Output the material below in full, exactly as it is.

+++ EXERCISE DATA

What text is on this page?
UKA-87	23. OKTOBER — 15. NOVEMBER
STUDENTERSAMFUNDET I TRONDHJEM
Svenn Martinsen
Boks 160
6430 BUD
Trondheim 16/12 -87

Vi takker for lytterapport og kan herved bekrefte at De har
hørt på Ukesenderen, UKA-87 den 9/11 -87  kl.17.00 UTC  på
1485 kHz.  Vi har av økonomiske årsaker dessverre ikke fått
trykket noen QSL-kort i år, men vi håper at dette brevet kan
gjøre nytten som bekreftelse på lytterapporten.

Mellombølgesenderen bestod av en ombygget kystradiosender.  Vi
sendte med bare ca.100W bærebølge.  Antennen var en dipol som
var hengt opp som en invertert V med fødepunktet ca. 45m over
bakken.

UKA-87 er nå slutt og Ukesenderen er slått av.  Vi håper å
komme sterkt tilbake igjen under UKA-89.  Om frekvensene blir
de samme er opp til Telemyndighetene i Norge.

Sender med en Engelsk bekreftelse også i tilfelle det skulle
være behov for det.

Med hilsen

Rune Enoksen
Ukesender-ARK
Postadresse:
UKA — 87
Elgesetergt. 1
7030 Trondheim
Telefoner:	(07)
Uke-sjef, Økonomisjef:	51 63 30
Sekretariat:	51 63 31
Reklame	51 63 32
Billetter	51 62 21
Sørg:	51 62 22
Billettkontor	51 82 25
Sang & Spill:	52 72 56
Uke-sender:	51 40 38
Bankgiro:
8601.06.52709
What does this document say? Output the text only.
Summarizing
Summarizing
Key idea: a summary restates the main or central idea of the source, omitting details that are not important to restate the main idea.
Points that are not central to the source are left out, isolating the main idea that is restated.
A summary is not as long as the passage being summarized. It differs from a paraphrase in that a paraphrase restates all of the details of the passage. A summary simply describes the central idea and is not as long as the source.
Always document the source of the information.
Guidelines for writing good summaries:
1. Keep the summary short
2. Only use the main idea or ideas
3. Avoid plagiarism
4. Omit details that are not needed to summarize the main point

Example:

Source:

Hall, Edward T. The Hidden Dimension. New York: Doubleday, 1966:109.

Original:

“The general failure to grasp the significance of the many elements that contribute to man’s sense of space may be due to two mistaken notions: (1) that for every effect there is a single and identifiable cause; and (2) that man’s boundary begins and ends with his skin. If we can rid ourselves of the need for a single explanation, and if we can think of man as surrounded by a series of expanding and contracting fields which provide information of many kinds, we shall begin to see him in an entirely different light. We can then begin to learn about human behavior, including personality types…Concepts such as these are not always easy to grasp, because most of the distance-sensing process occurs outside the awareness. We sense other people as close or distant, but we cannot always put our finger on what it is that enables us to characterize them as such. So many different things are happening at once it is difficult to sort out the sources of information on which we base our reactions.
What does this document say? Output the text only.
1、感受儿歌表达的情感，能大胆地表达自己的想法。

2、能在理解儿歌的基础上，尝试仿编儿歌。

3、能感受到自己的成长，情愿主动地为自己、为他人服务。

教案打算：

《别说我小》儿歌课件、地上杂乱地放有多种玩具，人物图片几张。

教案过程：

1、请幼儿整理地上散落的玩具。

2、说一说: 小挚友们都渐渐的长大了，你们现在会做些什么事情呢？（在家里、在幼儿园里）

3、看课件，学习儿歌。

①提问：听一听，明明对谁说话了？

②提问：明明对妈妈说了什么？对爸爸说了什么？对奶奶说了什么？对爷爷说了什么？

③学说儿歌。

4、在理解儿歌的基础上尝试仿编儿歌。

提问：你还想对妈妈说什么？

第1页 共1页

++++++

WORKED ANSWER |
What text is on this page?
UKA-87	23. OKTOBER — 15. NOVEMBER
STUDENTERSAMFUNDET I TRONDHJEM
Svenn Martinsen
Boks 160
6430 BUD
Trondheim 16/12 -87

Vi takker for lytterapport og kan herved bekrefte at De har
hørt på Ukesenderen, UKA-87 den 9/11 -87  kl.17.00 UTC  på
1485 kHz.  Vi har av økonomiske årsaker dessverre ikke fått
trykket noen QSL-kort i år, men vi håper at dette brevet kan
gjøre nytten som bekreftelse på lytterapporten.

Mellombølgesenderen bestod av en ombygget kystradiosender.  Vi
sendte med bare ca.100W bærebølge.  Antennen var en dipol som
var hengt opp som en invertert V med fødepunktet ca. 45m over
bakken.

UKA-87 er nå slutt og Ukesenderen er slått av.  Vi håper å
komme sterkt tilbake igjen under UKA-89.  Om frekvensene blir
de samme er opp til Telemyndighetene i Norge.

Sender med en Engelsk bekreftelse også i tilfelle det skulle
være behov for det.

Med hilsen

Rune Enoksen
Ukesender-ARK
Postadresse:
UKA — 87
Elgesetergt. 1
7030 Trondheim
Telefoner:	(07)
Uke-sjef, Økonomisjef:	51 63 30
Sekretariat:	51 63 31
Reklame	51 63 32
Billetter	51 62 21
Sørg:	51 62 22
Billettkontor	51 82 25
Sang & Spill:	52 72 56
Uke-sender:	51 40 38
Bankgiro:
8601.06.52709
What does this document say? Output the text only.
Summarizing
Summarizing
Key idea: a summary restates the main or central idea of the source, omitting details that are not important to restate the main idea.
Points that are not central to the source are left out, isolating the main idea that is restated.
A summary is not as long as the passage being summarized. It differs from a paraphrase in that a paraphrase restates all of the details of the passage. A summary simply describes the central idea and is not as long as the source.
Always document the source of the information.
Guidelines for writing good summaries:
1. Keep the summary short
2. Only use the main idea or ideas
3. Avoid plagiarism
4. Omit details that are not needed to summarize the main point

Example:

Source:

Hall, Edward T. The Hidden Dimension. New York: Doubleday, 1966:109.

Original:

“The general failure to grasp the significance of the many elements that contribute to man’s sense of space may be due to two mistaken notions: (1) that for every effect there is a single and identifiable cause; and (2) that man’s boundary begins and ends with his skin. If we can rid ourselves of the need for a single explanation, and if we can think of man as surrounded by a series of expanding and contracting fields which provide information of many kinds, we shall begin to see him in an entirely different light. We can then begin to learn about human behavior, including personality types…Concepts such as these are not always easy to grasp, because most of the distance-sensing process occurs outside the awareness. We sense other people as close or distant, but we cannot always put our finger on what it is that enables us to characterize them as such. So many different things are happening at once it is difficult to sort out the sources of information on which we base our reactions.
What does this document say? Output the text only.
1、感受儿歌表达的情感，能大胆地表达自己的想法。

2、能在理解儿歌的基础上，尝试仿编儿歌。

3、能感受到自己的成长，情愿主动地为自己、为他人服务。

教案打算：

《别说我小》儿歌课件、地上杂乱地放有多种玩具，人物图片几张。

教案过程：

1、请幼儿整理地上散落的玩具。

2、说一说: 小挚友们都渐渐的长大了，你们现在会做些什么事情呢？（在家里、在幼儿园里）

3、看课件，学习儿歌。

①提问：听一听，明明对谁说话了？

②提问：明明对妈妈说了什么？对爸爸说了什么？对奶奶说了什么？对爷爷说了什么？

③学说儿歌。

4、在理解儿歌的基础上尝试仿编儿歌。

提问：你还想对妈妈说什么？

第1页 共1页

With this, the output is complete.